[Stored records start]

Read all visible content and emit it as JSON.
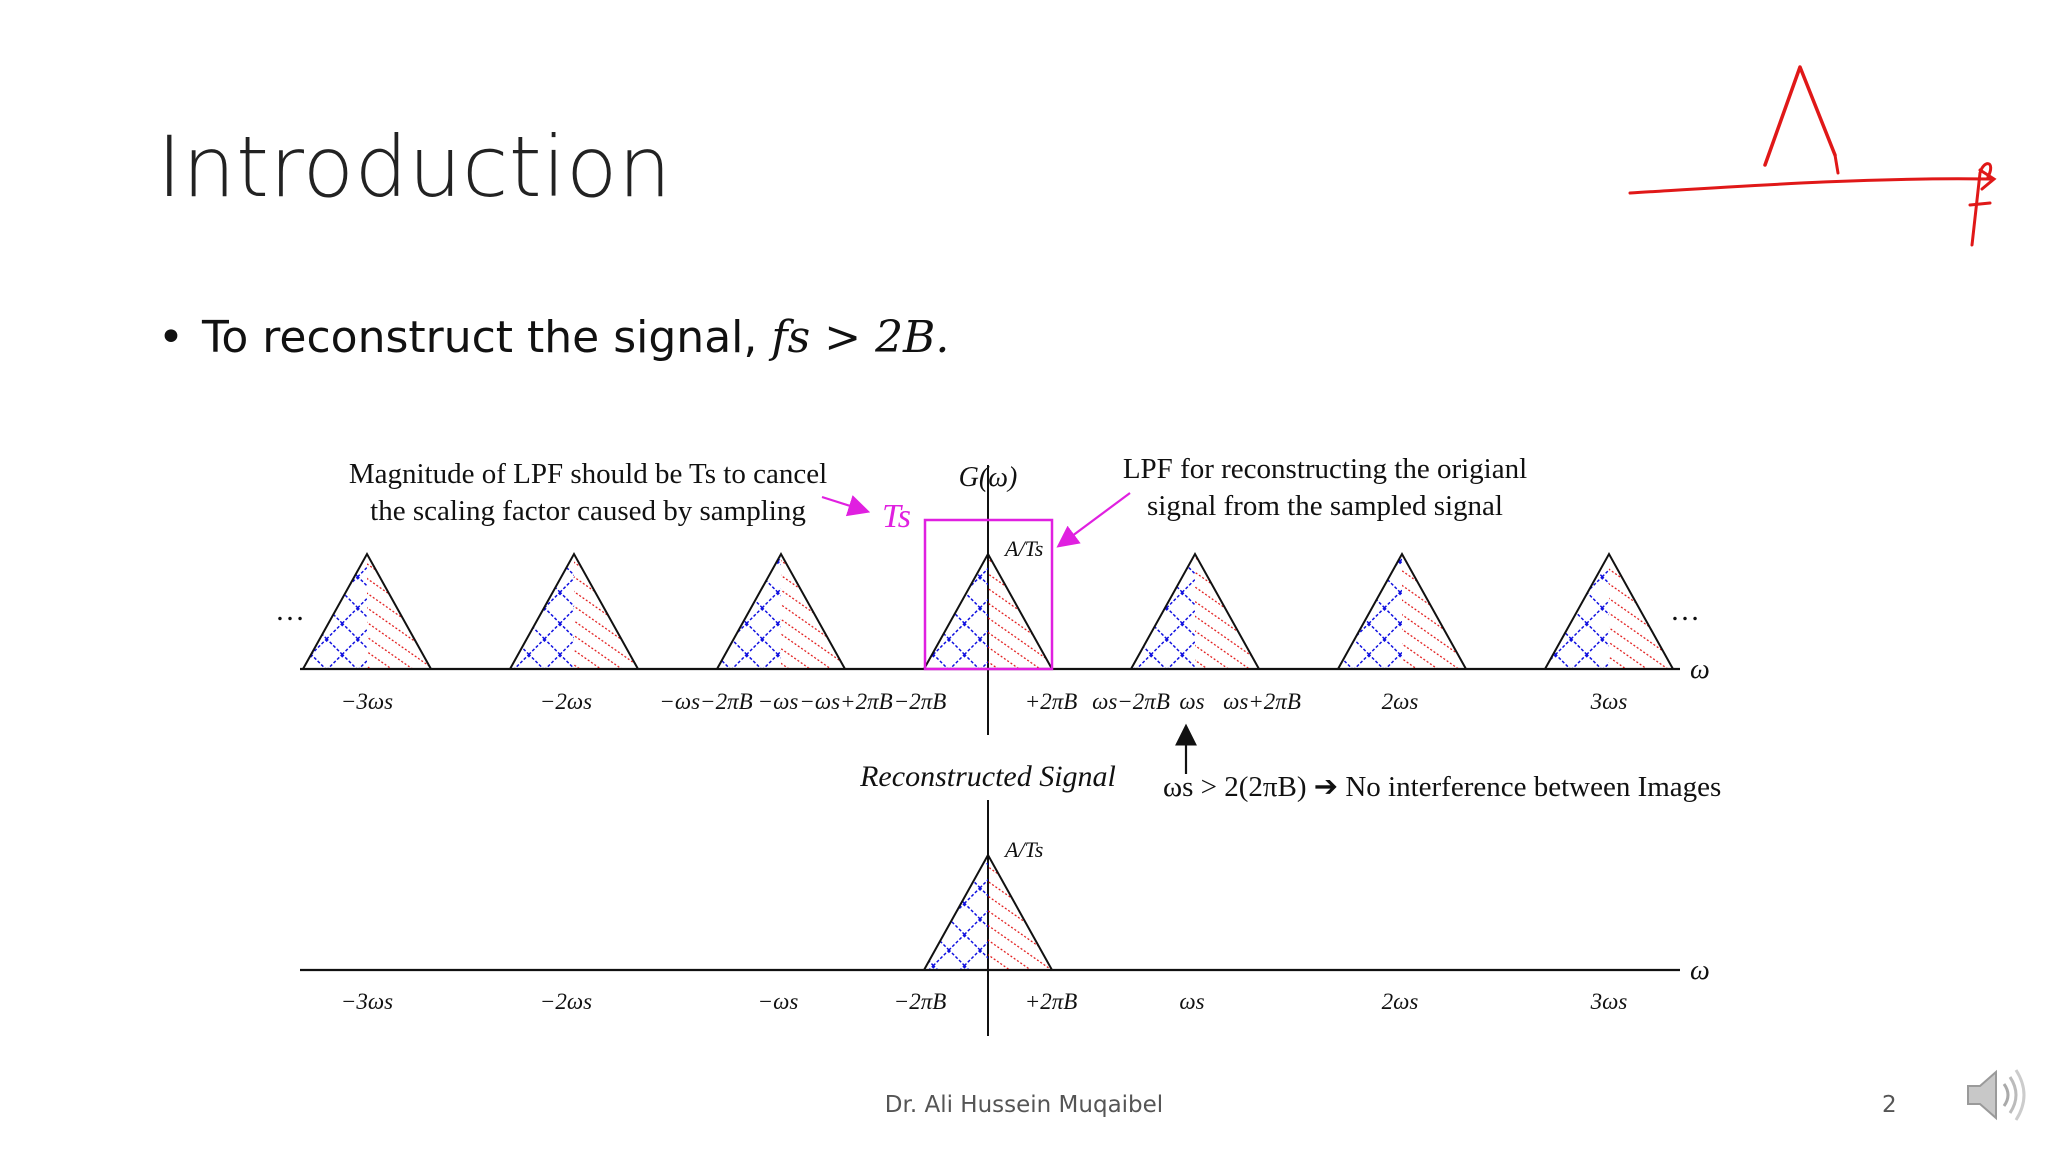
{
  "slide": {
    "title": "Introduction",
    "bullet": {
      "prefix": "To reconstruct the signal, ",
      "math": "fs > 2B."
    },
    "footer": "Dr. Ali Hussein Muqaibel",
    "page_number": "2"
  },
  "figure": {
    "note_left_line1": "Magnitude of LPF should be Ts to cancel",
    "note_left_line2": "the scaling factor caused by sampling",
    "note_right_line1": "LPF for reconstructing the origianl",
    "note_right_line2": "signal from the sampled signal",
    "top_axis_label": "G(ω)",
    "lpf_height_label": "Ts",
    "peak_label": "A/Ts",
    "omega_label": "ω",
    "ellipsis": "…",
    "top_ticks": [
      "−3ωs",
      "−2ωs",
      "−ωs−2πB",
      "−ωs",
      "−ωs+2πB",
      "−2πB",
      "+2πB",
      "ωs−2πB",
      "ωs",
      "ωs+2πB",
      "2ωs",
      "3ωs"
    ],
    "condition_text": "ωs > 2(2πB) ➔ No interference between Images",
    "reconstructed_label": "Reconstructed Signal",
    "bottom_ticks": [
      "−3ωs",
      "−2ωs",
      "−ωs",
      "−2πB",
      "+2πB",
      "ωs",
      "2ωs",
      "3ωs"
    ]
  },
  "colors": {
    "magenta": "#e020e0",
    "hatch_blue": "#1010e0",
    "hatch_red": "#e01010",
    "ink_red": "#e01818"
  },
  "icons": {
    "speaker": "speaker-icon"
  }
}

[Stored records end]
[Stored records start]

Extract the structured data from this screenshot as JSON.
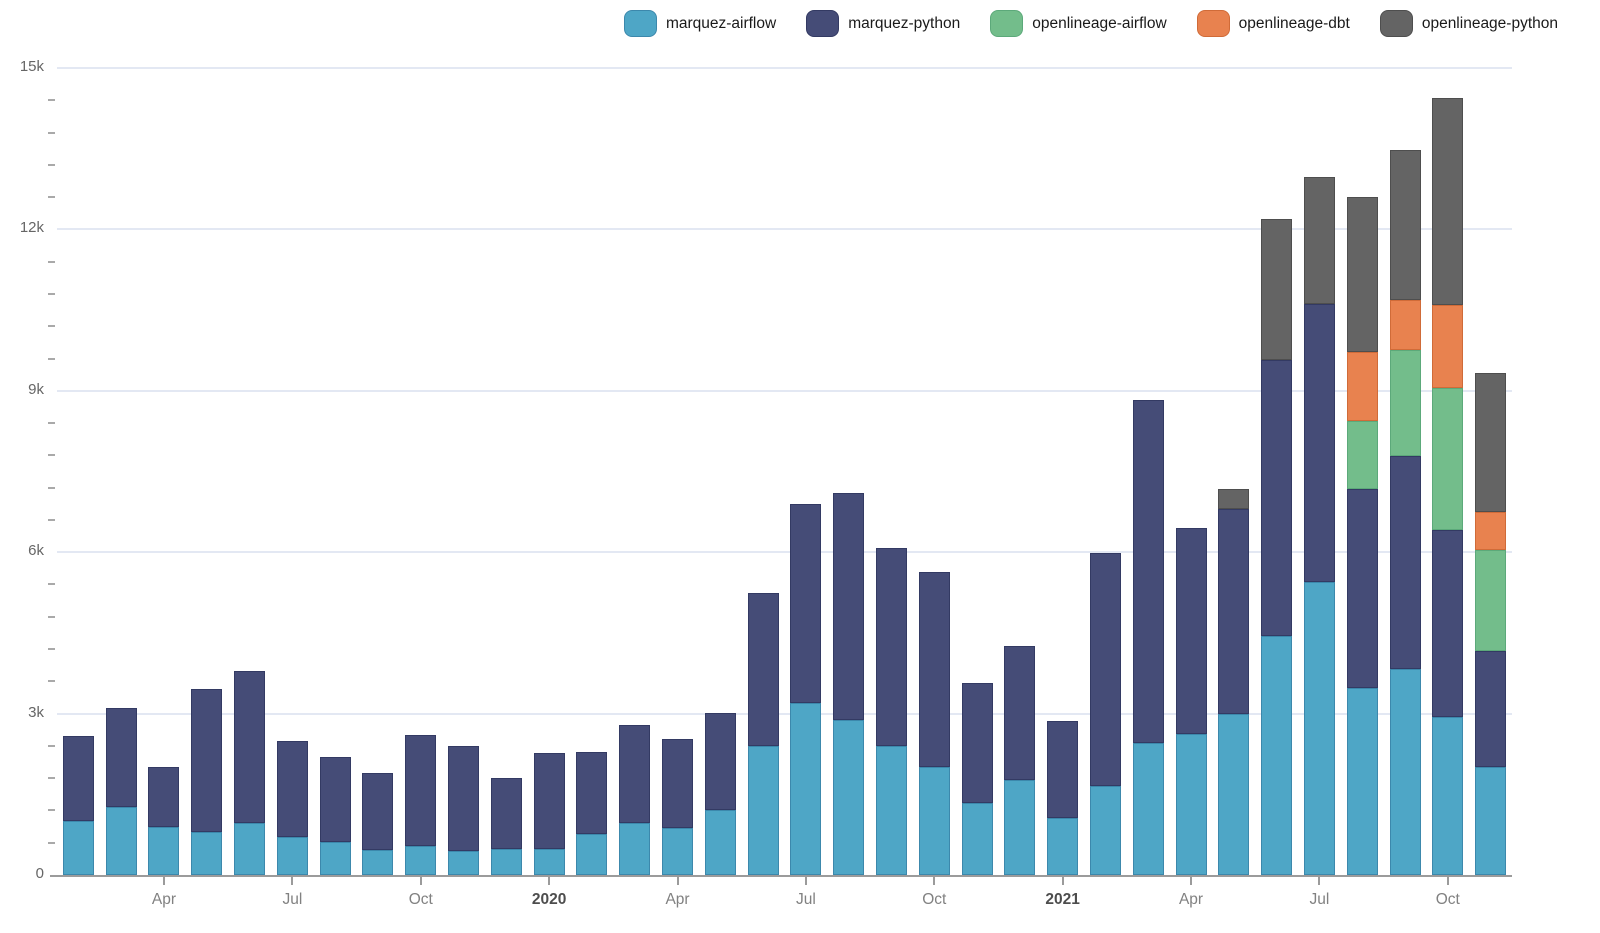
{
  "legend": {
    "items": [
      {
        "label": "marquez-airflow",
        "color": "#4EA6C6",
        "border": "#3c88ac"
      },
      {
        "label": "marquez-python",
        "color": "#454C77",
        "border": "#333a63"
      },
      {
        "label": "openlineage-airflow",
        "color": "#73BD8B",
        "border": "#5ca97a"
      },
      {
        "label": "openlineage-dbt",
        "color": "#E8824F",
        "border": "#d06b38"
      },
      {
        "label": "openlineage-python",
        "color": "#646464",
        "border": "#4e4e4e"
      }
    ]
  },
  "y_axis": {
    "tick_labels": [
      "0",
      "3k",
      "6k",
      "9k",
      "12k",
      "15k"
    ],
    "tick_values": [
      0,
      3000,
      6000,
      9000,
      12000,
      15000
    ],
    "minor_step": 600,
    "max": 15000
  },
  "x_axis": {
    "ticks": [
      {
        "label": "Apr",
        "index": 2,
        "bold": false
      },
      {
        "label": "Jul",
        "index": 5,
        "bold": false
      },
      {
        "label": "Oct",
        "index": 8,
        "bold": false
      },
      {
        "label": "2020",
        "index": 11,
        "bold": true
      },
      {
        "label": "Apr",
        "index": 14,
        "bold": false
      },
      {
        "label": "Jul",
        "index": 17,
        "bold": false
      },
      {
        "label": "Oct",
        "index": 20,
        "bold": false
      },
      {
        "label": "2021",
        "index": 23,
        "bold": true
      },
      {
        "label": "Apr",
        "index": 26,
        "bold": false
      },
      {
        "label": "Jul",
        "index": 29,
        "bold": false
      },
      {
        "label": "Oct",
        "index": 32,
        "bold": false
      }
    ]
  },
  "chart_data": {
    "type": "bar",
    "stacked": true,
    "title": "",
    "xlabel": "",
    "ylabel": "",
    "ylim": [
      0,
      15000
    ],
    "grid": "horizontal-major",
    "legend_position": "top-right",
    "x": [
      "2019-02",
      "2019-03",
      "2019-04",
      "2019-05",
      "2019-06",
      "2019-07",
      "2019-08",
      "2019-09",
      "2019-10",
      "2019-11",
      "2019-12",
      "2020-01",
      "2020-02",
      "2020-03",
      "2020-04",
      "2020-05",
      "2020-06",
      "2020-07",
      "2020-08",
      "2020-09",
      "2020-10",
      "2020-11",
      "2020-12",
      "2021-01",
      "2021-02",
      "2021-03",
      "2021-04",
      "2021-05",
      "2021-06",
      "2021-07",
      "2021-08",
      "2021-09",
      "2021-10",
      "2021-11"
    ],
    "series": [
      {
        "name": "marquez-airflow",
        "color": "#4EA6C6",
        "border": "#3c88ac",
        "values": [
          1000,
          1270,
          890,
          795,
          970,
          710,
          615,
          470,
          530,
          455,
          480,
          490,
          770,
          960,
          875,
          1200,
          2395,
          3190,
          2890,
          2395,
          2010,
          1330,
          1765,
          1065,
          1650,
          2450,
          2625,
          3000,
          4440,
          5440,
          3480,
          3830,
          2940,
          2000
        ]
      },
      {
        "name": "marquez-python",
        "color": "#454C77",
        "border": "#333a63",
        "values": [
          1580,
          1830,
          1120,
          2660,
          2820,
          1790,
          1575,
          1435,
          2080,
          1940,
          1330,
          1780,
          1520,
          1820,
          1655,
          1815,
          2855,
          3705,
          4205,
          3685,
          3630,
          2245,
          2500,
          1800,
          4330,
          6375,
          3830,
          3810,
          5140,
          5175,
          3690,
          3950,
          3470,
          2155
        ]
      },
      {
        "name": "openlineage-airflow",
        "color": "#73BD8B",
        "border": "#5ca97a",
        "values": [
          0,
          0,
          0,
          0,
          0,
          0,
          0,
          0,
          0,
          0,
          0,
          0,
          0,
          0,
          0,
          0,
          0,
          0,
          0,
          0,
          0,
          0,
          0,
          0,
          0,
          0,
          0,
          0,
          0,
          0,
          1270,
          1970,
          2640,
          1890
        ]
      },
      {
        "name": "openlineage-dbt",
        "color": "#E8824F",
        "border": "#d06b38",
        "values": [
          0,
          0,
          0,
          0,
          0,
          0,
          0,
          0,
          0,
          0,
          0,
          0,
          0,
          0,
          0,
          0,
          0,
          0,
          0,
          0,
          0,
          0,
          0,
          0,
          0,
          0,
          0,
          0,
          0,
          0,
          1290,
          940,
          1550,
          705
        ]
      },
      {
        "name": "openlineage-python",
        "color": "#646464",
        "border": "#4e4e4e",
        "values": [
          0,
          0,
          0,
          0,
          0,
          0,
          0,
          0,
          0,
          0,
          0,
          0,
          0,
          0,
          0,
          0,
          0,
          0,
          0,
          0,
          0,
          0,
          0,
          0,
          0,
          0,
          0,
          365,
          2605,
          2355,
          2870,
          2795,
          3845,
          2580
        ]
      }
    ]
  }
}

[Stored records end]
[Stored records start]

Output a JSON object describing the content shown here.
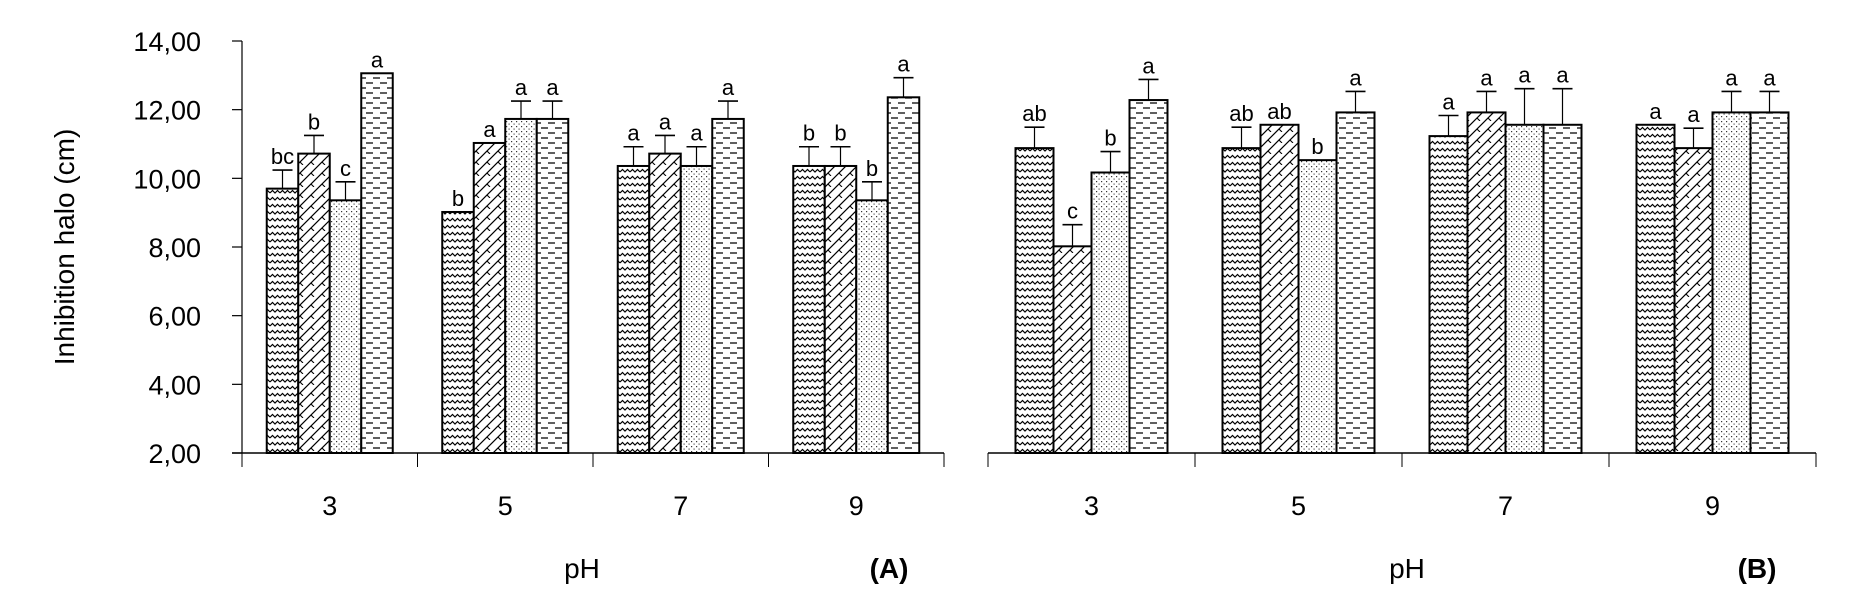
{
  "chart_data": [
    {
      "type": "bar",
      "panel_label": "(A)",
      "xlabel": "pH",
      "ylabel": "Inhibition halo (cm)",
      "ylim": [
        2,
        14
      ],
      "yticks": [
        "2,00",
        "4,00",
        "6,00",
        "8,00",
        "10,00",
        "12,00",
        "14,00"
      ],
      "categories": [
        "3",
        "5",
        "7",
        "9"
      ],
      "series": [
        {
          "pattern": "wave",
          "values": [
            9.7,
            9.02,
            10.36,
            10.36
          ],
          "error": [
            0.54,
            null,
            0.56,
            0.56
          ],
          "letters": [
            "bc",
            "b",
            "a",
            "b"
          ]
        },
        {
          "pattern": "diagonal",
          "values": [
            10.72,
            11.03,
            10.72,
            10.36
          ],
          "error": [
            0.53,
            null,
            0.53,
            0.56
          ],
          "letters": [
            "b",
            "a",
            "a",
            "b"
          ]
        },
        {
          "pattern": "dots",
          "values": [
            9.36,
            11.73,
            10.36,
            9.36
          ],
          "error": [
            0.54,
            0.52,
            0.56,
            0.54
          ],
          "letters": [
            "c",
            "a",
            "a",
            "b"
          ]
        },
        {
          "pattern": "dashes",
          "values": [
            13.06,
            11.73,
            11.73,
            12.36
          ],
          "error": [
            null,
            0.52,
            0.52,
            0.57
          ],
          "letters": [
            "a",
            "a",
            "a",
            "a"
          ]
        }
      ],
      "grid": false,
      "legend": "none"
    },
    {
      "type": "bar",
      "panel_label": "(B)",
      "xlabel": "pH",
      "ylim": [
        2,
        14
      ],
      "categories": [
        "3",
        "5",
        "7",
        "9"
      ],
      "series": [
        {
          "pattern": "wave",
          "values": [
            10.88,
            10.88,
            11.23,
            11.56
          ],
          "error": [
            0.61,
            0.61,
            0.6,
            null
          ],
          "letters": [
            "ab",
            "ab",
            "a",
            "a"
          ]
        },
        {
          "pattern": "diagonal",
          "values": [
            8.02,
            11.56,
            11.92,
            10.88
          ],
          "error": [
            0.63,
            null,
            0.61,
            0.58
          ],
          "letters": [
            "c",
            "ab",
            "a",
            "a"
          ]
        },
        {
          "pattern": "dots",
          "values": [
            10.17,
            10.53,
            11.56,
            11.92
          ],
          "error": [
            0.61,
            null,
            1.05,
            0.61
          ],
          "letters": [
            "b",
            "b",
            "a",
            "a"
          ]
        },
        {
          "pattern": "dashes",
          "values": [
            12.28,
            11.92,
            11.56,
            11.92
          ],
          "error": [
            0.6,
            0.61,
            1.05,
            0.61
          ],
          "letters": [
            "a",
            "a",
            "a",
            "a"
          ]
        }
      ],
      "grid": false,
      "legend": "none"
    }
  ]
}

[Stored records end]

**Exercise directions:** From the records above, pull out each line that has "name".

**Output of the task:**
        "name": "marquez-airflow",
        "name": "marquez-python",
        "name": "openlineage-airflow",
        "name": "openlineage-dbt",
        "name": "openlineage-python",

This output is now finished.